**TASK TO COMPLETE:** Copy out the records precisely, omitting pictures.

● ● ● ●

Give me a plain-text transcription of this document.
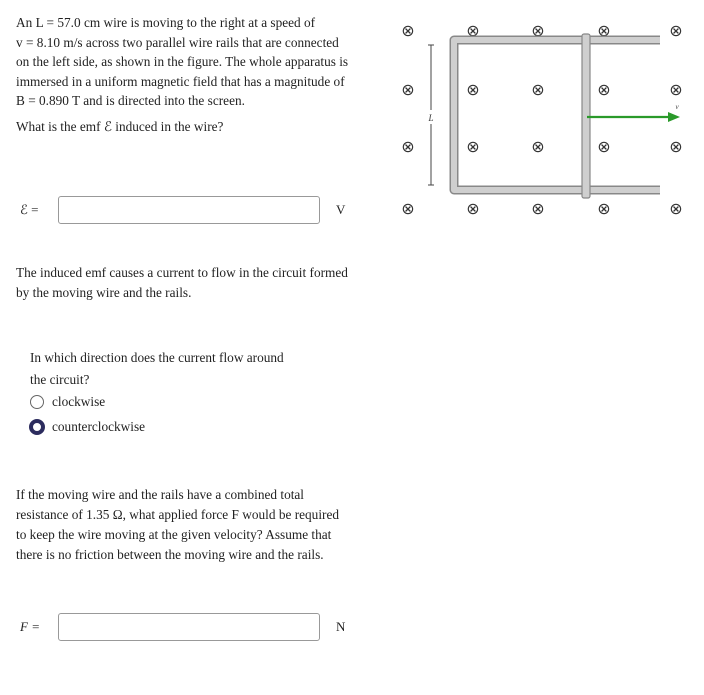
An L = 57.0 cm wire is moving to the right at a speed of
v = 8.10 m/s across two parallel wire rails that are connected
on the left side, as shown in the figure. The whole apparatus is
immersed in a uniform magnetic field that has a magnitude of
B = 0.890 T and is directed into the screen.
What is the emf ℰ induced in the wire?
ℰ =	V
The induced emf causes a current to flow in the circuit formed
by the moving wire and the rails.
In which direction does the current flow around
the circuit?
clockwise
counterclockwise
If the moving wire and the rails have a combined total
resistance of 1.35 Ω, what applied force F would be required
to keep the wire moving at the given velocity? Assume that
there is no friction between the moving wire and the rails.
F =	N
⊗	⊗	⊗	⊗	⊗
⊗	⊗	⊗	⊗	⊗
⊗	⊗	⊗	⊗	⊗
⊗	⊗	⊗	⊗	⊗
L
v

● ● ● ●

**COMPLETE OUTPUT:**
Give me a plain-text transcription of this document.
An L = 57.0 cm wire is moving to the right at a speed of
v = 8.10 m/s across two parallel wire rails that are connected
on the left side, as shown in the figure. The whole apparatus is
immersed in a uniform magnetic field that has a magnitude of
B = 0.890 T and is directed into the screen.
What is the emf ℰ induced in the wire?
ℰ =	V
The induced emf causes a current to flow in the circuit formed
by the moving wire and the rails.
In which direction does the current flow around
the circuit?
clockwise
counterclockwise
If the moving wire and the rails have a combined total
resistance of 1.35 Ω, what applied force F would be required
to keep the wire moving at the given velocity? Assume that
there is no friction between the moving wire and the rails.
F =	N
⊗	⊗	⊗	⊗	⊗
⊗	⊗	⊗	⊗	⊗
⊗	⊗	⊗	⊗	⊗
⊗	⊗	⊗	⊗	⊗
L
v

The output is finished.